__TASK DESCRIPTION__: Give the number of lines holding the string "arcmin" and nothing more.

Source data:
►

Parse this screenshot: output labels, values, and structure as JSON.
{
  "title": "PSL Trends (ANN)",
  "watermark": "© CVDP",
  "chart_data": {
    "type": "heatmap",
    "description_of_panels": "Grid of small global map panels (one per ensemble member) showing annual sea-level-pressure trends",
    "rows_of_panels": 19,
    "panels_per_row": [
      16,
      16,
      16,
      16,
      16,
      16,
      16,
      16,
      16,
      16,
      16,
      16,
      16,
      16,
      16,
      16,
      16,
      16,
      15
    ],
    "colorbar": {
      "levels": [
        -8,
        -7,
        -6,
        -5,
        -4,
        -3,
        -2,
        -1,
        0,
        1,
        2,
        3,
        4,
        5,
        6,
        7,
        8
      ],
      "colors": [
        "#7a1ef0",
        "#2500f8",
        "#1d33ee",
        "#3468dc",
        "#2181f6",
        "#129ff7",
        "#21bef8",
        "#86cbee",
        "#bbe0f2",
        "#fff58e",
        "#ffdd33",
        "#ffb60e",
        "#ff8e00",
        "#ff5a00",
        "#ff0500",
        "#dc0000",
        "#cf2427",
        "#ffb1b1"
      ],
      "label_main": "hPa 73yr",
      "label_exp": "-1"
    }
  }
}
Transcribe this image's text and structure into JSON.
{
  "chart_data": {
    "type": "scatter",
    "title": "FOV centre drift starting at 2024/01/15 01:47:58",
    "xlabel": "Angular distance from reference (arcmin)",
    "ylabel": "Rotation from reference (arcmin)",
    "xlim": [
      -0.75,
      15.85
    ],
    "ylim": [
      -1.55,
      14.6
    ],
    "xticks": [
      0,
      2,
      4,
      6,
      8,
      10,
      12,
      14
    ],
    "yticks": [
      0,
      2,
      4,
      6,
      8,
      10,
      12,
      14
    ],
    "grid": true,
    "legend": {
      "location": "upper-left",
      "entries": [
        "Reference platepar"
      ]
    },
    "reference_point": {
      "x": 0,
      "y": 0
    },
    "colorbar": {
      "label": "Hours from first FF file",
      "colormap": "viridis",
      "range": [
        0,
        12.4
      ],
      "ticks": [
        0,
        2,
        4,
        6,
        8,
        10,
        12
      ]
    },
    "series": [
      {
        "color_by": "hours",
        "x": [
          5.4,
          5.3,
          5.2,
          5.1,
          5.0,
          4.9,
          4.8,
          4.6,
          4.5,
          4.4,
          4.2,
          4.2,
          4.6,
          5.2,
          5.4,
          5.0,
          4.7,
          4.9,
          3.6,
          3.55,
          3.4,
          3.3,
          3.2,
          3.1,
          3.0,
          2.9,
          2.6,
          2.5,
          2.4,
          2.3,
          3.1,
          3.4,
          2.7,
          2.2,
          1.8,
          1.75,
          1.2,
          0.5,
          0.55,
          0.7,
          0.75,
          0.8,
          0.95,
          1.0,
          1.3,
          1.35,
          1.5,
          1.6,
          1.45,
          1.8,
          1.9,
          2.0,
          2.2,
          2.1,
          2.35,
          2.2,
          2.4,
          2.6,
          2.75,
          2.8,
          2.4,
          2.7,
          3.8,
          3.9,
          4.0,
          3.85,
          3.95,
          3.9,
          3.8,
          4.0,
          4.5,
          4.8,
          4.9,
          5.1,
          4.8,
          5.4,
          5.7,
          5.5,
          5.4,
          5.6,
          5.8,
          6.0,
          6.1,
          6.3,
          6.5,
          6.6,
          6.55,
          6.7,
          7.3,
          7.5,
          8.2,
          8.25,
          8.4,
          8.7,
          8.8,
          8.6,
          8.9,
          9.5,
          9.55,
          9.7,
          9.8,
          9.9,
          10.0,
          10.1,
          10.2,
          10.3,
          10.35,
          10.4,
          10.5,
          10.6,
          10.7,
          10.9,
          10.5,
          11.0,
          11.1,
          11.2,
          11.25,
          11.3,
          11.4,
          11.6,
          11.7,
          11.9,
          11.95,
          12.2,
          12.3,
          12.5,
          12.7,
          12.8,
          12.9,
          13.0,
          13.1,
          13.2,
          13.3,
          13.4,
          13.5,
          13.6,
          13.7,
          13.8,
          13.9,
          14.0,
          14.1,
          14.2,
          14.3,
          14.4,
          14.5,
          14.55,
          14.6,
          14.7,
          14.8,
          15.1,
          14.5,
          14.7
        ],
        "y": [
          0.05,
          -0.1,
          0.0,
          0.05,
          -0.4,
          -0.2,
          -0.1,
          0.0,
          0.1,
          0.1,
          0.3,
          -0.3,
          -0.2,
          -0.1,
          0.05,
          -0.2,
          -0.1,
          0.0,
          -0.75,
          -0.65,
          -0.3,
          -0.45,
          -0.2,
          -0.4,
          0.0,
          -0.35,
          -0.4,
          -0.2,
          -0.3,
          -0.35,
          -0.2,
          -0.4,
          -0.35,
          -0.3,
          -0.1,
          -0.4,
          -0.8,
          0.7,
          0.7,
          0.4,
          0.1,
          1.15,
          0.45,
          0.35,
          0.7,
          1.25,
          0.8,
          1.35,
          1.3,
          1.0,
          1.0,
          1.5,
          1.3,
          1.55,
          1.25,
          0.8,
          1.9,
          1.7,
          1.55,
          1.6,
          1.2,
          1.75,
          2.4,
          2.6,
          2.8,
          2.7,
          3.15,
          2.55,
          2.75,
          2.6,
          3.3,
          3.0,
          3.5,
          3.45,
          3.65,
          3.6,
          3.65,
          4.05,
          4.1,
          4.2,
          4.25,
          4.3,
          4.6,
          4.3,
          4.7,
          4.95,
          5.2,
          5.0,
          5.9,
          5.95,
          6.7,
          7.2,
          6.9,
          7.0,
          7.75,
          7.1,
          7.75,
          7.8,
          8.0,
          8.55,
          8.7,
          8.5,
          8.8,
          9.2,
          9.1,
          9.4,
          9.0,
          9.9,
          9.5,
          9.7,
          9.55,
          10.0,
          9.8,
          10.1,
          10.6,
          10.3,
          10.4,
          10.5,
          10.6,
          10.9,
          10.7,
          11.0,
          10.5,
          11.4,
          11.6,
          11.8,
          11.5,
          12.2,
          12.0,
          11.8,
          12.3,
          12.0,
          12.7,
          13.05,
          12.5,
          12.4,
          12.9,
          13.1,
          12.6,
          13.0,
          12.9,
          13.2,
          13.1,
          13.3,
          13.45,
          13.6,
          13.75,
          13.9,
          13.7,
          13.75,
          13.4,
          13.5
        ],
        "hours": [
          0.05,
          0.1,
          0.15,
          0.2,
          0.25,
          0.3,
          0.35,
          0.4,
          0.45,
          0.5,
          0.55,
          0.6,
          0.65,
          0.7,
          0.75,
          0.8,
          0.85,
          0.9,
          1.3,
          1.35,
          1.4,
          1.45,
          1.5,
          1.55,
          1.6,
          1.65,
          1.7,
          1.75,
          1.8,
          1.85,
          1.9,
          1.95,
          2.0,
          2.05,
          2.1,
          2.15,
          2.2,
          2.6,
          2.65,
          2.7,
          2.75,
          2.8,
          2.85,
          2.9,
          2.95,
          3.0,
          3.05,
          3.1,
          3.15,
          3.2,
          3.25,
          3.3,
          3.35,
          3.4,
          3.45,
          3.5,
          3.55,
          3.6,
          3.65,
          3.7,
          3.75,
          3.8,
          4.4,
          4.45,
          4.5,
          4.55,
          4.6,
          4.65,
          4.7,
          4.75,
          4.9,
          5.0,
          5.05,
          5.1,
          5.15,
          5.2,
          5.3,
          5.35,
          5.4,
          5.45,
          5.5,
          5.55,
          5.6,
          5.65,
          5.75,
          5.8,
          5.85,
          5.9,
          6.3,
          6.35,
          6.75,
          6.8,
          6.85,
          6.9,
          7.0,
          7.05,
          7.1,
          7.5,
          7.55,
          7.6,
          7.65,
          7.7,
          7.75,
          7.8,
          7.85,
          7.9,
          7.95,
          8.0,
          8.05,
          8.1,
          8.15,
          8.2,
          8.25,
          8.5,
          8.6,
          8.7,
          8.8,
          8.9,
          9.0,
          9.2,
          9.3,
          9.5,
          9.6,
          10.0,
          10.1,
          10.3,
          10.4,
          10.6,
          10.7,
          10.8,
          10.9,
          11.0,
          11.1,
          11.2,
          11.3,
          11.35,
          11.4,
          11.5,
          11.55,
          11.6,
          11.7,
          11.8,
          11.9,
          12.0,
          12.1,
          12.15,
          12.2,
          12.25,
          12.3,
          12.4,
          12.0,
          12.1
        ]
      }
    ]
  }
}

◄

__WRITTEN RESPONSE__: 2